---------- MATERIAL TO PROCESS

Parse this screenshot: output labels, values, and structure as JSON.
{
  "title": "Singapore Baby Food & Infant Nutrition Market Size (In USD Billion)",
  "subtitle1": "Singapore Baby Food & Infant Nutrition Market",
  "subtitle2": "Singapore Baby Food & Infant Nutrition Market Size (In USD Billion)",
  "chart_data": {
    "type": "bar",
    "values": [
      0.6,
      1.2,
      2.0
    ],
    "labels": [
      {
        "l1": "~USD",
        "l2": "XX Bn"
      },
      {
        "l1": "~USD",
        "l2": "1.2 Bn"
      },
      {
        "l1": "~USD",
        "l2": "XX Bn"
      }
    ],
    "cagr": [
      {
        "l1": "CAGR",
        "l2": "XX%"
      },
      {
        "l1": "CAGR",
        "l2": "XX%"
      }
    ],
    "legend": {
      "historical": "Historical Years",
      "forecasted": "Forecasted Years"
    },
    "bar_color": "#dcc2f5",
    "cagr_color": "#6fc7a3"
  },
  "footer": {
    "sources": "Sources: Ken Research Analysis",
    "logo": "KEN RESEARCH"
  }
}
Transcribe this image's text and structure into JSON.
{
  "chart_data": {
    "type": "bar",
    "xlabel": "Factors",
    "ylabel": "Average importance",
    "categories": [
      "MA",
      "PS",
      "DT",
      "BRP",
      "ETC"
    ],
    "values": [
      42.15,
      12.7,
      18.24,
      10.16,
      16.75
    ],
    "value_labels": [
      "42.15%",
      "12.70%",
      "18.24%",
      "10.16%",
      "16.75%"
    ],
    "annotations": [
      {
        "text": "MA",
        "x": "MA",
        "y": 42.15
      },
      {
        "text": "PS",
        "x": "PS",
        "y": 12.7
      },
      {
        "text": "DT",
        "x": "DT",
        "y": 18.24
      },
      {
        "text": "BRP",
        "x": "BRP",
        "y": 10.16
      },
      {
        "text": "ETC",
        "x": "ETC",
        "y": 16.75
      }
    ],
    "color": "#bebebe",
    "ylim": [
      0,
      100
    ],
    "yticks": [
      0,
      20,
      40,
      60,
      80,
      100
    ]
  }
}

--------------------

WHAT YOU NEED TO DO: Retype all the material above precisely, with no line left out.

THE OUTPUT:
Parse this screenshot: output labels, values, and structure as JSON.
{
  "title": "Singapore Baby Food & Infant Nutrition Market Size (In USD Billion)",
  "subtitle1": "Singapore Baby Food & Infant Nutrition Market",
  "subtitle2": "Singapore Baby Food & Infant Nutrition Market Size (In USD Billion)",
  "chart_data": {
    "type": "bar",
    "values": [
      0.6,
      1.2,
      2.0
    ],
    "labels": [
      {
        "l1": "~USD",
        "l2": "XX Bn"
      },
      {
        "l1": "~USD",
        "l2": "1.2 Bn"
      },
      {
        "l1": "~USD",
        "l2": "XX Bn"
      }
    ],
    "cagr": [
      {
        "l1": "CAGR",
        "l2": "XX%"
      },
      {
        "l1": "CAGR",
        "l2": "XX%"
      }
    ],
    "legend": {
      "historical": "Historical Years",
      "forecasted": "Forecasted Years"
    },
    "bar_color": "#dcc2f5",
    "cagr_color": "#6fc7a3"
  },
  "footer": {
    "sources": "Sources: Ken Research Analysis",
    "logo": "KEN RESEARCH"
  }
}
Transcribe this image's text and structure into JSON.
{
  "chart_data": {
    "type": "bar",
    "xlabel": "Factors",
    "ylabel": "Average importance",
    "categories": [
      "MA",
      "PS",
      "DT",
      "BRP",
      "ETC"
    ],
    "values": [
      42.15,
      12.7,
      18.24,
      10.16,
      16.75
    ],
    "value_labels": [
      "42.15%",
      "12.70%",
      "18.24%",
      "10.16%",
      "16.75%"
    ],
    "annotations": [
      {
        "text": "MA",
        "x": "MA",
        "y": 42.15
      },
      {
        "text": "PS",
        "x": "PS",
        "y": 12.7
      },
      {
        "text": "DT",
        "x": "DT",
        "y": 18.24
      },
      {
        "text": "BRP",
        "x": "BRP",
        "y": 10.16
      },
      {
        "text": "ETC",
        "x": "ETC",
        "y": 16.75
      }
    ],
    "color": "#bebebe",
    "ylim": [
      0,
      100
    ],
    "yticks": [
      0,
      20,
      40,
      60,
      80,
      100
    ]
  }
}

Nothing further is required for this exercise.